Exercise requirements
Only the number is wanted: count the lines that include the word "phone".
++++ Supplied records ++++
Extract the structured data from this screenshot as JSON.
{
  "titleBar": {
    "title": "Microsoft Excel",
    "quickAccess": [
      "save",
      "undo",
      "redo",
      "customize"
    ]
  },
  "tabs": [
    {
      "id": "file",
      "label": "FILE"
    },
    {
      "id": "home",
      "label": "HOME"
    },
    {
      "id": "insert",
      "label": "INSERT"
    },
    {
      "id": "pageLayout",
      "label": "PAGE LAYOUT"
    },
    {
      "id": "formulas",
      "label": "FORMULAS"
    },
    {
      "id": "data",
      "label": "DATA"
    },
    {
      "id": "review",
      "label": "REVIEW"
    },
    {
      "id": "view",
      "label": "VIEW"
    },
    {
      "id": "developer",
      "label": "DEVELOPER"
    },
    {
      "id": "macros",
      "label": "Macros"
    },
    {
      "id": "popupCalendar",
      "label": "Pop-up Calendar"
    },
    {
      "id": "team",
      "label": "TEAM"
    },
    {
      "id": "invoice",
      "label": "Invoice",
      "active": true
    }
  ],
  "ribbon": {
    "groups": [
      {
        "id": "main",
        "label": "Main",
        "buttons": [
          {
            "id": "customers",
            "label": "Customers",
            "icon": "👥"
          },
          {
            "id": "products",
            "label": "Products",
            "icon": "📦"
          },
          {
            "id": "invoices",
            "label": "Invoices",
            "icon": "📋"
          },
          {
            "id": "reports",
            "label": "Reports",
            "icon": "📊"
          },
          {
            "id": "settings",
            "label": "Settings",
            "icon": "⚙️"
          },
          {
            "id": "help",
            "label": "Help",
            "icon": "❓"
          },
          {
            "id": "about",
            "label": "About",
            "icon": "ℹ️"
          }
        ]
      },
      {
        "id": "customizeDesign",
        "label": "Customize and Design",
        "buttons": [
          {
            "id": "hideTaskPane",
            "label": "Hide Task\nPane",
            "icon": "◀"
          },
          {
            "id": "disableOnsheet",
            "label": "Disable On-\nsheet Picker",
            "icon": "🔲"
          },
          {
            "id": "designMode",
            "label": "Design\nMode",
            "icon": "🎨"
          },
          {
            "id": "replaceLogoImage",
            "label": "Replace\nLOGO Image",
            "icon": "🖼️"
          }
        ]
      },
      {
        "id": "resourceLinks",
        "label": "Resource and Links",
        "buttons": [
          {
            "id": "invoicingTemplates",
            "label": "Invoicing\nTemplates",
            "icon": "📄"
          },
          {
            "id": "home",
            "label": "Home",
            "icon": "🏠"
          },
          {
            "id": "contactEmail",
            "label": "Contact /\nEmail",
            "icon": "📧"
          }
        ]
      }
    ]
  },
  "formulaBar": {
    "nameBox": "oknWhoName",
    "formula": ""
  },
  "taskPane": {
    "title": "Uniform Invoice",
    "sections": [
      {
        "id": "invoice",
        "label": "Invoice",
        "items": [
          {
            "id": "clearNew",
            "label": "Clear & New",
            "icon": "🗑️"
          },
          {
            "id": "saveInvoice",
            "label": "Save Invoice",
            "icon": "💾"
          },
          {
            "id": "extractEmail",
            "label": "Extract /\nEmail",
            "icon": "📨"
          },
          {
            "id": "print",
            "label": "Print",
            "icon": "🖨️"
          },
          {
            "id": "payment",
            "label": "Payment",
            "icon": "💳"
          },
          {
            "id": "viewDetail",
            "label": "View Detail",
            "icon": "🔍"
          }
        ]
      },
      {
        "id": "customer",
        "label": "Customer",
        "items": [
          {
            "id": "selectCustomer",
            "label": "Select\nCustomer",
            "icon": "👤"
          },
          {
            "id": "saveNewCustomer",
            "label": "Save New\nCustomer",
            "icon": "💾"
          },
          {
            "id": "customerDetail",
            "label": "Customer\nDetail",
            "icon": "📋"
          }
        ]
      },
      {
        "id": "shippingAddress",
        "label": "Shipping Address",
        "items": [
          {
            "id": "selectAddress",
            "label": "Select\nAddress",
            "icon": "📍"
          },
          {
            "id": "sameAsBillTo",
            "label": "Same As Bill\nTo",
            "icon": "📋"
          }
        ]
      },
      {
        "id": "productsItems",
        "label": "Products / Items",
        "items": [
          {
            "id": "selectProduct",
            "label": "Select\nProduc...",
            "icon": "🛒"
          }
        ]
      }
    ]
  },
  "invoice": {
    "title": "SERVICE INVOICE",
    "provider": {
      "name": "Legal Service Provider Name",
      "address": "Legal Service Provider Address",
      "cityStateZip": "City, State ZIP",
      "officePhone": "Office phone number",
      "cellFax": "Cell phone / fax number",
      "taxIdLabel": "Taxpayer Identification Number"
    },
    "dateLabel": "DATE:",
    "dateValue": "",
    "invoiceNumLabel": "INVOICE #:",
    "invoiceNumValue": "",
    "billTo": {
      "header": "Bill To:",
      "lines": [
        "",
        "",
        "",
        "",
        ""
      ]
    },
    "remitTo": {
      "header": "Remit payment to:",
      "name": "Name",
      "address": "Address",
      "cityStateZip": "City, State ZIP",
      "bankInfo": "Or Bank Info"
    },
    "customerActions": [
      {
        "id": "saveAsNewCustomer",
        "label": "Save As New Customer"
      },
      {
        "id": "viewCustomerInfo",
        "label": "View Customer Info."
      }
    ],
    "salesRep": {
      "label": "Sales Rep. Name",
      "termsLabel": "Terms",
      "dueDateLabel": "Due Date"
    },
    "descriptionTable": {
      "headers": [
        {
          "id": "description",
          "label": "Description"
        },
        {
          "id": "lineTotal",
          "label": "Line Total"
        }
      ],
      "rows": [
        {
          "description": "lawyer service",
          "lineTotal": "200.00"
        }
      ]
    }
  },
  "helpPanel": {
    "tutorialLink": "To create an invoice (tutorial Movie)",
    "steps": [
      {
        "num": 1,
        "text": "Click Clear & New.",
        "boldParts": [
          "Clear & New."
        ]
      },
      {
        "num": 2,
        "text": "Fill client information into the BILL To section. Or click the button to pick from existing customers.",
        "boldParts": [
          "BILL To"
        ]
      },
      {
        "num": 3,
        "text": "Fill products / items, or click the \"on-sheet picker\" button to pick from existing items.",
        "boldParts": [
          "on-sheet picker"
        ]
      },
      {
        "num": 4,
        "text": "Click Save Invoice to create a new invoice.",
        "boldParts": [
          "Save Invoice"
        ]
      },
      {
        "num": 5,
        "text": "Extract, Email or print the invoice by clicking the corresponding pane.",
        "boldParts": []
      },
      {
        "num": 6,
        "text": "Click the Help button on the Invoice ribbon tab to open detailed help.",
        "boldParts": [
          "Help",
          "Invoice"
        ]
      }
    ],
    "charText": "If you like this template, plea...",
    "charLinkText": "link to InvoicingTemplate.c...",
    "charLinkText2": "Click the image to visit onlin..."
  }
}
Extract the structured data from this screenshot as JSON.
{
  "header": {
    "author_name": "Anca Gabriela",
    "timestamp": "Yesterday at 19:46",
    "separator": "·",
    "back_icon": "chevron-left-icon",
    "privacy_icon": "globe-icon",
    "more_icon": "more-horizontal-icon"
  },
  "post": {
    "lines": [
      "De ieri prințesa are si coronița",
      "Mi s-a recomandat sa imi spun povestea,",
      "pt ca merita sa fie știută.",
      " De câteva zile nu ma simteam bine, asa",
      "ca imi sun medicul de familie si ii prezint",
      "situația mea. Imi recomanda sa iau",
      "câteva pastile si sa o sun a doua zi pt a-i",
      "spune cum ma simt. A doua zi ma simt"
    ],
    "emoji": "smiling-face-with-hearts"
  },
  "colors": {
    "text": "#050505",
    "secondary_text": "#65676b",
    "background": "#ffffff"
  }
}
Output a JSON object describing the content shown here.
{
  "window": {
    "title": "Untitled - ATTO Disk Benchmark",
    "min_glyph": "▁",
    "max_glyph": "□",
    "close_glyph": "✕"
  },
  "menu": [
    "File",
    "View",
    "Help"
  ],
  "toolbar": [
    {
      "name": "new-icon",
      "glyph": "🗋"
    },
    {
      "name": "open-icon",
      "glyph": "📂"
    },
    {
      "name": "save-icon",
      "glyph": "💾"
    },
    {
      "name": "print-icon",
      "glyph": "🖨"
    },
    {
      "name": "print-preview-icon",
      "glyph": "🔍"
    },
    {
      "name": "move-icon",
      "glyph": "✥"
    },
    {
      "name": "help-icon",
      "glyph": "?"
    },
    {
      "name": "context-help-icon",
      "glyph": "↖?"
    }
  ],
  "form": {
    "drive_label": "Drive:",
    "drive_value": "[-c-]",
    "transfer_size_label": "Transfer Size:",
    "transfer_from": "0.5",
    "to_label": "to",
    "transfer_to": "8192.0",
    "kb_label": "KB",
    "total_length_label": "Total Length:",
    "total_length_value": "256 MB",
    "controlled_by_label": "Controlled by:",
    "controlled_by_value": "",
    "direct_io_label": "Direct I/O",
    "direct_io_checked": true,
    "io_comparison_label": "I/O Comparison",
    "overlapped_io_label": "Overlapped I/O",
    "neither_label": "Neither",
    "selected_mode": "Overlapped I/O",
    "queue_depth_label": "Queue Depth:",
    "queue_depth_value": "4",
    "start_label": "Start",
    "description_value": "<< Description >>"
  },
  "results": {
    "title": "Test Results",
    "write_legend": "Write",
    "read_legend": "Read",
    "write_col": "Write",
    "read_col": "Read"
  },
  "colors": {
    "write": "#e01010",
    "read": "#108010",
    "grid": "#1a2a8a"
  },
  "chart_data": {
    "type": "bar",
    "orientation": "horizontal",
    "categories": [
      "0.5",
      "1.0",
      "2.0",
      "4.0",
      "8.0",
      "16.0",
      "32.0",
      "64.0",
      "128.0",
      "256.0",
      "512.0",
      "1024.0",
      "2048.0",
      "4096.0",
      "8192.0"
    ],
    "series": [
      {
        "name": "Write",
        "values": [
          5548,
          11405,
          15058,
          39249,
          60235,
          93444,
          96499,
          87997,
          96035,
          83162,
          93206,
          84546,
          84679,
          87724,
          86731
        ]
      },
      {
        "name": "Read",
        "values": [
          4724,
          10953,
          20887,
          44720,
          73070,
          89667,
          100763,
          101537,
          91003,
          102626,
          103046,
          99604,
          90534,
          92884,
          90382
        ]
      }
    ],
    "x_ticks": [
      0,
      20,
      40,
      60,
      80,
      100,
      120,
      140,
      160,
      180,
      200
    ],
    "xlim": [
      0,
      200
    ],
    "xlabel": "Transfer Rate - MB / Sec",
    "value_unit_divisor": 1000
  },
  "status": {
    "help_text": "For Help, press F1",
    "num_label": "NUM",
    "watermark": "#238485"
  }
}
++++
The answer
2